Your goal:
Leave out the pictures and reproduce all of the data exactly.

Figure dataset records:

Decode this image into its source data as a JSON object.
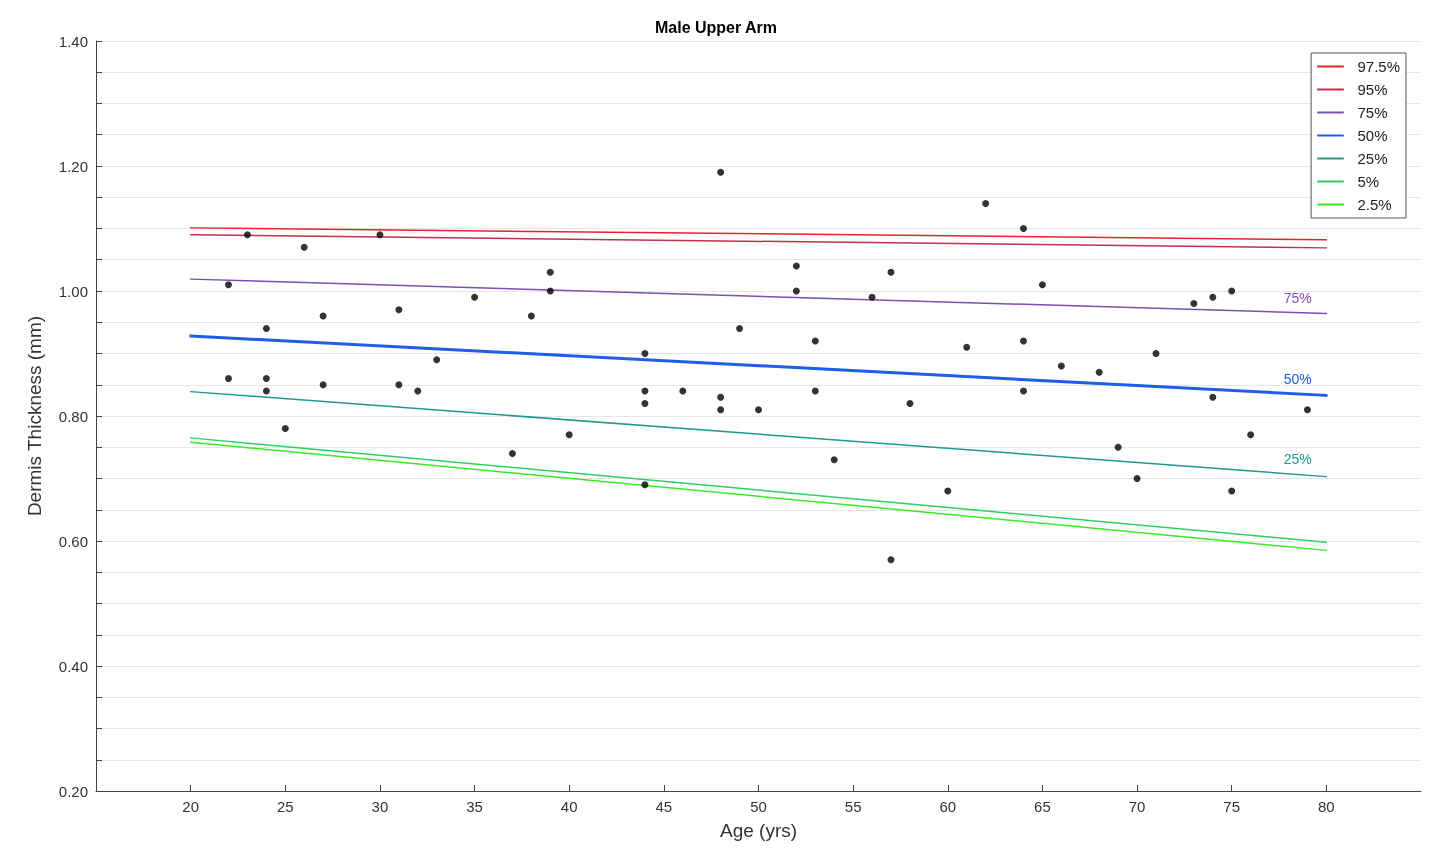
{
  "chart_data": {
    "type": "line",
    "title": "Male Upper Arm",
    "xlabel": "Age (yrs)",
    "ylabel": "Dermis Thickness (mm)",
    "xlim": [
      15,
      85
    ],
    "xticks": [
      20,
      25,
      30,
      35,
      40,
      45,
      50,
      55,
      60,
      65,
      70,
      75,
      80
    ],
    "ylim": [
      0.2,
      1.4
    ],
    "yticks": [
      {
        "value": 0.2,
        "label": "0.20"
      },
      {
        "value": 0.25,
        "label": null
      },
      {
        "value": 0.3,
        "label": null
      },
      {
        "value": 0.35,
        "label": null
      },
      {
        "value": 0.4,
        "label": "0.40"
      },
      {
        "value": 0.45,
        "label": null
      },
      {
        "value": 0.5,
        "label": null
      },
      {
        "value": 0.55,
        "label": null
      },
      {
        "value": 0.6,
        "label": "0.60"
      },
      {
        "value": 0.65,
        "label": null
      },
      {
        "value": 0.7,
        "label": null
      },
      {
        "value": 0.75,
        "label": null
      },
      {
        "value": 0.8,
        "label": "0.80"
      },
      {
        "value": 0.85,
        "label": null
      },
      {
        "value": 0.9,
        "label": null
      },
      {
        "value": 0.95,
        "label": null
      },
      {
        "value": 1.0,
        "label": "1.00"
      },
      {
        "value": 1.05,
        "label": null
      },
      {
        "value": 1.1,
        "label": null
      },
      {
        "value": 1.15,
        "label": null
      },
      {
        "value": 1.2,
        "label": "1.20"
      },
      {
        "value": 1.25,
        "label": null
      },
      {
        "value": 1.3,
        "label": null
      },
      {
        "value": 1.35,
        "label": null
      },
      {
        "value": 1.4,
        "label": "1.40"
      }
    ],
    "grid": "y",
    "legend": "top right",
    "marker": "none",
    "line_style": "solid",
    "series": [
      {
        "name": "97.5%",
        "color": "#e8222a",
        "x": [
          20,
          80
        ],
        "values": [
          1.101,
          1.082
        ]
      },
      {
        "name": "95%",
        "color": "#c0304e",
        "x": [
          20,
          80
        ],
        "values": [
          1.09,
          1.069
        ]
      },
      {
        "name": "75%",
        "color": "#7e4fb0",
        "x": [
          20,
          80
        ],
        "values": [
          1.019,
          0.964
        ]
      },
      {
        "name": "50%",
        "color": "#1e5ee6",
        "x": [
          20,
          80
        ],
        "values": [
          0.928,
          0.833
        ]
      },
      {
        "name": "25%",
        "color": "#22998e",
        "x": [
          20,
          80
        ],
        "values": [
          0.839,
          0.703
        ]
      },
      {
        "name": "5%",
        "color": "#33cc66",
        "x": [
          20,
          80
        ],
        "values": [
          0.765,
          0.598
        ]
      },
      {
        "name": "2.5%",
        "color": "#33ee22",
        "x": [
          20,
          80
        ],
        "values": [
          0.758,
          0.585
        ]
      },
      {
        "type": "scatter",
        "marker": "circle",
        "color": "#000000",
        "x": [
          22,
          23,
          22,
          24,
          24,
          24,
          26,
          25,
          27,
          27,
          30,
          31,
          31,
          32,
          33,
          35,
          37,
          38,
          39,
          39,
          40,
          44,
          44,
          44,
          44,
          46,
          48,
          48,
          48,
          49,
          50,
          52,
          52,
          53,
          53,
          54,
          56,
          57,
          57,
          58,
          60,
          61,
          62,
          64,
          64,
          64,
          65,
          66,
          68,
          69,
          70,
          71,
          73,
          74,
          74,
          75,
          75,
          76,
          79
        ],
        "values": [
          1.01,
          1.09,
          0.86,
          0.94,
          0.86,
          0.84,
          1.07,
          0.78,
          0.96,
          0.85,
          1.09,
          0.97,
          0.85,
          0.84,
          0.89,
          0.99,
          0.74,
          0.96,
          1.03,
          1.0,
          0.77,
          0.9,
          0.84,
          0.82,
          0.69,
          0.84,
          1.19,
          0.83,
          0.81,
          0.94,
          0.81,
          1.04,
          1.0,
          0.92,
          0.84,
          0.73,
          0.99,
          1.03,
          0.57,
          0.82,
          0.68,
          0.91,
          1.14,
          1.1,
          0.92,
          0.84,
          1.01,
          0.88,
          0.87,
          0.75,
          0.7,
          0.9,
          0.98,
          0.99,
          0.83,
          1.0,
          0.68,
          0.77,
          0.81
        ]
      }
    ],
    "annotations": [
      "75%",
      "50%",
      "25%"
    ]
  }
}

Task result:
Decode this image into its source data as a JSON object.
{
  "chart_data": {
    "type": "line",
    "title": "Male Upper Arm",
    "xlabel": "Age (yrs)",
    "ylabel": "Dermis Thickness (mm)",
    "xlim": [
      15,
      85
    ],
    "xticks": [
      20,
      25,
      30,
      35,
      40,
      45,
      50,
      55,
      60,
      65,
      70,
      75,
      80
    ],
    "ylim": [
      0.2,
      1.4
    ],
    "yticks": [
      {
        "value": 0.2,
        "label": "0.20"
      },
      {
        "value": 0.25,
        "label": null
      },
      {
        "value": 0.3,
        "label": null
      },
      {
        "value": 0.35,
        "label": null
      },
      {
        "value": 0.4,
        "label": "0.40"
      },
      {
        "value": 0.45,
        "label": null
      },
      {
        "value": 0.5,
        "label": null
      },
      {
        "value": 0.55,
        "label": null
      },
      {
        "value": 0.6,
        "label": "0.60"
      },
      {
        "value": 0.65,
        "label": null
      },
      {
        "value": 0.7,
        "label": null
      },
      {
        "value": 0.75,
        "label": null
      },
      {
        "value": 0.8,
        "label": "0.80"
      },
      {
        "value": 0.85,
        "label": null
      },
      {
        "value": 0.9,
        "label": null
      },
      {
        "value": 0.95,
        "label": null
      },
      {
        "value": 1.0,
        "label": "1.00"
      },
      {
        "value": 1.05,
        "label": null
      },
      {
        "value": 1.1,
        "label": null
      },
      {
        "value": 1.15,
        "label": null
      },
      {
        "value": 1.2,
        "label": "1.20"
      },
      {
        "value": 1.25,
        "label": null
      },
      {
        "value": 1.3,
        "label": null
      },
      {
        "value": 1.35,
        "label": null
      },
      {
        "value": 1.4,
        "label": "1.40"
      }
    ],
    "grid": "y",
    "legend": "top right",
    "marker": "none",
    "line_style": "solid",
    "series": [
      {
        "name": "97.5%",
        "color": "#e8222a",
        "x": [
          20,
          80
        ],
        "values": [
          1.101,
          1.082
        ]
      },
      {
        "name": "95%",
        "color": "#c0304e",
        "x": [
          20,
          80
        ],
        "values": [
          1.09,
          1.069
        ]
      },
      {
        "name": "75%",
        "color": "#7e4fb0",
        "x": [
          20,
          80
        ],
        "values": [
          1.019,
          0.964
        ]
      },
      {
        "name": "50%",
        "color": "#1e5ee6",
        "x": [
          20,
          80
        ],
        "values": [
          0.928,
          0.833
        ]
      },
      {
        "name": "25%",
        "color": "#22998e",
        "x": [
          20,
          80
        ],
        "values": [
          0.839,
          0.703
        ]
      },
      {
        "name": "5%",
        "color": "#33cc66",
        "x": [
          20,
          80
        ],
        "values": [
          0.765,
          0.598
        ]
      },
      {
        "name": "2.5%",
        "color": "#33ee22",
        "x": [
          20,
          80
        ],
        "values": [
          0.758,
          0.585
        ]
      },
      {
        "type": "scatter",
        "marker": "circle",
        "color": "#000000",
        "x": [
          22,
          23,
          22,
          24,
          24,
          24,
          26,
          25,
          27,
          27,
          30,
          31,
          31,
          32,
          33,
          35,
          37,
          38,
          39,
          39,
          40,
          44,
          44,
          44,
          44,
          46,
          48,
          48,
          48,
          49,
          50,
          52,
          52,
          53,
          53,
          54,
          56,
          57,
          57,
          58,
          60,
          61,
          62,
          64,
          64,
          64,
          65,
          66,
          68,
          69,
          70,
          71,
          73,
          74,
          74,
          75,
          75,
          76,
          79
        ],
        "values": [
          1.01,
          1.09,
          0.86,
          0.94,
          0.86,
          0.84,
          1.07,
          0.78,
          0.96,
          0.85,
          1.09,
          0.97,
          0.85,
          0.84,
          0.89,
          0.99,
          0.74,
          0.96,
          1.03,
          1.0,
          0.77,
          0.9,
          0.84,
          0.82,
          0.69,
          0.84,
          1.19,
          0.83,
          0.81,
          0.94,
          0.81,
          1.04,
          1.0,
          0.92,
          0.84,
          0.73,
          0.99,
          1.03,
          0.57,
          0.82,
          0.68,
          0.91,
          1.14,
          1.1,
          0.92,
          0.84,
          1.01,
          0.88,
          0.87,
          0.75,
          0.7,
          0.9,
          0.98,
          0.99,
          0.83,
          1.0,
          0.68,
          0.77,
          0.81
        ]
      }
    ],
    "annotations": [
      "75%",
      "50%",
      "25%"
    ]
  }
}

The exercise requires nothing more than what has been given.